> _Work to be completed_:
Repeat the material word for word, starting at its first line and ending at the line that contains "- zoom-in-icon[interactable]: +: [706, 64, 722, 80]", with both of those lines included.

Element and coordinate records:
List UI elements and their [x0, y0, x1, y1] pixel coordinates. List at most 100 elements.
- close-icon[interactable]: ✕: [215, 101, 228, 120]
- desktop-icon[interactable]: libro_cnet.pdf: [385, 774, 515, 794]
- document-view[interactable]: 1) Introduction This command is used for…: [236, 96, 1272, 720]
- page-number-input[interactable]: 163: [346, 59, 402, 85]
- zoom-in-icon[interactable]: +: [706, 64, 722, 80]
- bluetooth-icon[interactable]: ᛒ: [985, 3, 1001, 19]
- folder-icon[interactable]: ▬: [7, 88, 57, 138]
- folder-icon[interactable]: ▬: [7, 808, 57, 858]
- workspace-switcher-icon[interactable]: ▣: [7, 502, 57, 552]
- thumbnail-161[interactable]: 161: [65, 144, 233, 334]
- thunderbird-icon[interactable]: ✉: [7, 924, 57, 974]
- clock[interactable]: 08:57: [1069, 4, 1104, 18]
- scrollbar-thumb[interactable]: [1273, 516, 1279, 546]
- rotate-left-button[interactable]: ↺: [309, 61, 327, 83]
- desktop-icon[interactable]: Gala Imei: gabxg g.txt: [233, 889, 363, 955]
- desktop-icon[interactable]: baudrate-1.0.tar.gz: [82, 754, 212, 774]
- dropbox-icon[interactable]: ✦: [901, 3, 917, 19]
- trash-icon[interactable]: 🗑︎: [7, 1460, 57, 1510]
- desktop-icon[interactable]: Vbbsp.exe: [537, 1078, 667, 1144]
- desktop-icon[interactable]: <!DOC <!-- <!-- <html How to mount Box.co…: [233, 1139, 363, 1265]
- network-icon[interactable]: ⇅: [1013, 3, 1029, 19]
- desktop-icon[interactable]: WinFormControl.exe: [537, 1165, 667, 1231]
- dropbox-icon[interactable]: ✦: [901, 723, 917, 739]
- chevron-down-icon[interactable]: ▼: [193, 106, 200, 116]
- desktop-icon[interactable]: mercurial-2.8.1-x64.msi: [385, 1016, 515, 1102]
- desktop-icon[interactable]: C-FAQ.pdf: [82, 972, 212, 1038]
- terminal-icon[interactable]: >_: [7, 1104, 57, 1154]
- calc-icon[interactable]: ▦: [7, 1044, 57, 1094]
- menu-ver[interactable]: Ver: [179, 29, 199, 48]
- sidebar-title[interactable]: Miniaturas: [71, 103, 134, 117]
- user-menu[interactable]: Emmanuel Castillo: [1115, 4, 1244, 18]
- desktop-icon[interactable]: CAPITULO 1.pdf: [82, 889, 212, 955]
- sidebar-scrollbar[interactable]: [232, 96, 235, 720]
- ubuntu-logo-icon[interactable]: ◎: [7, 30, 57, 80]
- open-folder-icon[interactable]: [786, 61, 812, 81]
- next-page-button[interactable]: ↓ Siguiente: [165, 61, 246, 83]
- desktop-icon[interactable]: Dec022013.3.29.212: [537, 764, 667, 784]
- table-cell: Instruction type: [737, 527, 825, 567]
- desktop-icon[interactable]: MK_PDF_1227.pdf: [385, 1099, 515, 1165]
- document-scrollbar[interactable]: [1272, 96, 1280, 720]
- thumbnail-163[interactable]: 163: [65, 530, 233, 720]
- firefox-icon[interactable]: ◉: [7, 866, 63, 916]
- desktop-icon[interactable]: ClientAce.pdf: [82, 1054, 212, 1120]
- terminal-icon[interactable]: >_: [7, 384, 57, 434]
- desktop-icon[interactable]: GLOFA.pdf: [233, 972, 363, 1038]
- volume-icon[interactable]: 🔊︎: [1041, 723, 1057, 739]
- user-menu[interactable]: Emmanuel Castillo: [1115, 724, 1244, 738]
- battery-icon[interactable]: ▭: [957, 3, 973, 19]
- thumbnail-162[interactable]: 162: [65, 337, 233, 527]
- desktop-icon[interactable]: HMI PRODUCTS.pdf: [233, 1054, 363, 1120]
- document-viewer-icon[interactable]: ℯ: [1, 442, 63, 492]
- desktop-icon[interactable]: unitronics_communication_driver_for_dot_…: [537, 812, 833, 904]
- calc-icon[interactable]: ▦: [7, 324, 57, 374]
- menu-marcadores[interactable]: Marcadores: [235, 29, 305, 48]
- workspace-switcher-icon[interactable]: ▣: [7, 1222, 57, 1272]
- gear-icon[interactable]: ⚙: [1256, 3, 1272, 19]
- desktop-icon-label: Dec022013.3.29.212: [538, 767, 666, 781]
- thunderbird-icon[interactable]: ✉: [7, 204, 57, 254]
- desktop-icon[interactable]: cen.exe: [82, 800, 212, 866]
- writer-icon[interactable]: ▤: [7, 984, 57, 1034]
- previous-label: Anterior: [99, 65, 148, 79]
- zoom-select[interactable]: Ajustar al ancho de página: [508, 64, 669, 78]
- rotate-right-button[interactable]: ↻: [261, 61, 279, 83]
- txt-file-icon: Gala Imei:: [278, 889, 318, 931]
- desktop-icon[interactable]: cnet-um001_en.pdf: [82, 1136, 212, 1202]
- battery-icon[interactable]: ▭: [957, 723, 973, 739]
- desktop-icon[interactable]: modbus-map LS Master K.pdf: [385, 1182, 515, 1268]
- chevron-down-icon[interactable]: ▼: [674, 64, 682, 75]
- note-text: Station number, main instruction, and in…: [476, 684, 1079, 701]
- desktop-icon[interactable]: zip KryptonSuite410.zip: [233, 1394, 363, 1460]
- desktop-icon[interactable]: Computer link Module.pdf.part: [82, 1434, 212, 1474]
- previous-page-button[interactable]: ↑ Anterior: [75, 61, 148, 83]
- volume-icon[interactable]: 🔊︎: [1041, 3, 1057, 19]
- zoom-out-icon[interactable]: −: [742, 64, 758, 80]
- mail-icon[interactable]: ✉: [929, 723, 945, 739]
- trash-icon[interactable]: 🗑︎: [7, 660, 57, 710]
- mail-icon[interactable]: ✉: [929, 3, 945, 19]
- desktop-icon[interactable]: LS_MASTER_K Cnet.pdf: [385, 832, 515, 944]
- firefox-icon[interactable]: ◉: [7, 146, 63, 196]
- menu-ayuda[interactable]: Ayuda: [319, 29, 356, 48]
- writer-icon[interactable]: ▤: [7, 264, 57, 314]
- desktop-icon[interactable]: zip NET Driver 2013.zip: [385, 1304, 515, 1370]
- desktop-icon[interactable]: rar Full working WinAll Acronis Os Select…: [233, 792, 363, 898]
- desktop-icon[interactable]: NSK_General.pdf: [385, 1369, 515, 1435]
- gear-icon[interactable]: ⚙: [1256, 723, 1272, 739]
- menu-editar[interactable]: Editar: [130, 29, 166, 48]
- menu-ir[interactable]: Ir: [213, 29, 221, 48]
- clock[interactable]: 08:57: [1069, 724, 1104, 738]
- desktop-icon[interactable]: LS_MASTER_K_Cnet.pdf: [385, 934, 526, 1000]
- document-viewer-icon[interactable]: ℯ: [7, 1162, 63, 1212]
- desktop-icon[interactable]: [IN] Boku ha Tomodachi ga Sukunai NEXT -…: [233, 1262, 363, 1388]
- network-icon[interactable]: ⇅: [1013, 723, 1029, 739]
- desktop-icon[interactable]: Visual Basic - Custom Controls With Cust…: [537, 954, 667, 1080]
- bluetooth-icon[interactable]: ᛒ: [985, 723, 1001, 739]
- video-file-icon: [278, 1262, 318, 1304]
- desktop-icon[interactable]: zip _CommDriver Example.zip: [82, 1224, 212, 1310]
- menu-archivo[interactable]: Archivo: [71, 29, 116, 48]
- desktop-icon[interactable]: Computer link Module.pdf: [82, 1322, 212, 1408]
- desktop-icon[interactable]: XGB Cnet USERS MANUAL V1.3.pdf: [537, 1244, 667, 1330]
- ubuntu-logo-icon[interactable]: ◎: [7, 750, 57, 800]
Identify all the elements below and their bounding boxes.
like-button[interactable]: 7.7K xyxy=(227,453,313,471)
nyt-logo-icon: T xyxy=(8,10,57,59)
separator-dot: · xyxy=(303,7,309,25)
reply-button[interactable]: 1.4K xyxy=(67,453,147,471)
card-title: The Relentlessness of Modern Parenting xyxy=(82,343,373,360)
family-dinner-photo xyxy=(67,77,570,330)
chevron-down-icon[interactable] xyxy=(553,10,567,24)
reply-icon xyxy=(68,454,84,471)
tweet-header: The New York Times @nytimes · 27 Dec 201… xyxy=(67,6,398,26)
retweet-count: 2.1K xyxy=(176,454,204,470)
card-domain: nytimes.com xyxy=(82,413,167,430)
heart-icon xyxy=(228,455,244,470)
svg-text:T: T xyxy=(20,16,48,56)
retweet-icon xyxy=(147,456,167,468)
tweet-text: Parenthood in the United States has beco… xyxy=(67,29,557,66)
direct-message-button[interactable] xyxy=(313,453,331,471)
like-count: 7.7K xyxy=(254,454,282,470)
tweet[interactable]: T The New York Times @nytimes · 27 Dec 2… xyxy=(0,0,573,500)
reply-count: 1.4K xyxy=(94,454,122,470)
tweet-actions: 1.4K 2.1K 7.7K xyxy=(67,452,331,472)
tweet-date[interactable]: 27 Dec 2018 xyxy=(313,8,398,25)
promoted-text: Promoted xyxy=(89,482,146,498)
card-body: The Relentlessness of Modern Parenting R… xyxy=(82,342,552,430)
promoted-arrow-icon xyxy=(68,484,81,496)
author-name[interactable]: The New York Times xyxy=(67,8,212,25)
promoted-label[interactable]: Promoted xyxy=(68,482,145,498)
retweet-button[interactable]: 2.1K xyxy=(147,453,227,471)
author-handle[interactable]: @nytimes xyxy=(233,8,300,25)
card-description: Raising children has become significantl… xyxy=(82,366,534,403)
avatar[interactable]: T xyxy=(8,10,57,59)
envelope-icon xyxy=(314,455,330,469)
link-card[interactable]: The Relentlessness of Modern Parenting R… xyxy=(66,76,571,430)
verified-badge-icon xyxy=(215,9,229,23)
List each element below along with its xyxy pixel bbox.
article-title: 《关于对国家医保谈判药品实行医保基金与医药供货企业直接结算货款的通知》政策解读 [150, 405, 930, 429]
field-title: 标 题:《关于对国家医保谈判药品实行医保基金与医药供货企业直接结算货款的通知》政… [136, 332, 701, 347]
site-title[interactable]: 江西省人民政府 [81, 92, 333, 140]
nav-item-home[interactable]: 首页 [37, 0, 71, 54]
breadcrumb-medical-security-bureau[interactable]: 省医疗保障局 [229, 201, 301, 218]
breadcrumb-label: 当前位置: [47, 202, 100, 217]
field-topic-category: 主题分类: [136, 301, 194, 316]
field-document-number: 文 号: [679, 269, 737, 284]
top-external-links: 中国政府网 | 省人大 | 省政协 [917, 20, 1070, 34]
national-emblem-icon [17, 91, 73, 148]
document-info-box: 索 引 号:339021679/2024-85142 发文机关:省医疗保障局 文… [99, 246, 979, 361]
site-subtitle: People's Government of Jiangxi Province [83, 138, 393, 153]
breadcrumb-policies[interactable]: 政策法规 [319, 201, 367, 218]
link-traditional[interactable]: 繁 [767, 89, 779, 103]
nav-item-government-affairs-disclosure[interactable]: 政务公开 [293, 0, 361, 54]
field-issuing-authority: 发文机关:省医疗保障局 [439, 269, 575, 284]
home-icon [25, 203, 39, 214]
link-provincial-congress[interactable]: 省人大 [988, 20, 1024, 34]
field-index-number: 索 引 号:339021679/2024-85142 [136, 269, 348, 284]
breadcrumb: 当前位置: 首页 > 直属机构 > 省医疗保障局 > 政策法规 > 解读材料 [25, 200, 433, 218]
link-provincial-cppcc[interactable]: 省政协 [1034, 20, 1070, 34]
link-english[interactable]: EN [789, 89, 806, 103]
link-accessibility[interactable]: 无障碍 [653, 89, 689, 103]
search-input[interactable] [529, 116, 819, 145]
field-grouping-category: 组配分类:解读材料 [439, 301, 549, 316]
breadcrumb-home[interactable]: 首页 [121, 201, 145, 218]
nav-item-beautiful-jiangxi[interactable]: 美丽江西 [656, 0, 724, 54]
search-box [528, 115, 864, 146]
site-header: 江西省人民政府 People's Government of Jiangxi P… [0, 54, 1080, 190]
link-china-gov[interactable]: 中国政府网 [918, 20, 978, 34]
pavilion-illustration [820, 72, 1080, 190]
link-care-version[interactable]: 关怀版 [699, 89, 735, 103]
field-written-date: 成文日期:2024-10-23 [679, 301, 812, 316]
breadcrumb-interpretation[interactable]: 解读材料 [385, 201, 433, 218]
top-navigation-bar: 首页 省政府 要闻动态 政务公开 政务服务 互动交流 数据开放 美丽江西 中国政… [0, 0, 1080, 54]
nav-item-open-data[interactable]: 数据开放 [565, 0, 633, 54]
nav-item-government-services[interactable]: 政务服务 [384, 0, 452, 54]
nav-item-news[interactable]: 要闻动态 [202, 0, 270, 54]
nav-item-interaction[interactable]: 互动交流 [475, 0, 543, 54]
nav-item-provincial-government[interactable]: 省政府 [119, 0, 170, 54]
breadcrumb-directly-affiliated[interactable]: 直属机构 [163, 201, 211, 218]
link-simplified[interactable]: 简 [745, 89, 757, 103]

> _Task solution_:
List UI elements and their [x0, y0, x1, y1] pixel coordinates. List at most 100 elements.
- close-icon[interactable]: ✕: [215, 101, 228, 120]
- desktop-icon[interactable]: libro_cnet.pdf: [385, 774, 515, 794]
- document-view[interactable]: 1) Introduction This command is used for…: [236, 96, 1272, 720]
- page-number-input[interactable]: 163: [346, 59, 402, 85]
- zoom-in-icon[interactable]: +: [706, 64, 722, 80]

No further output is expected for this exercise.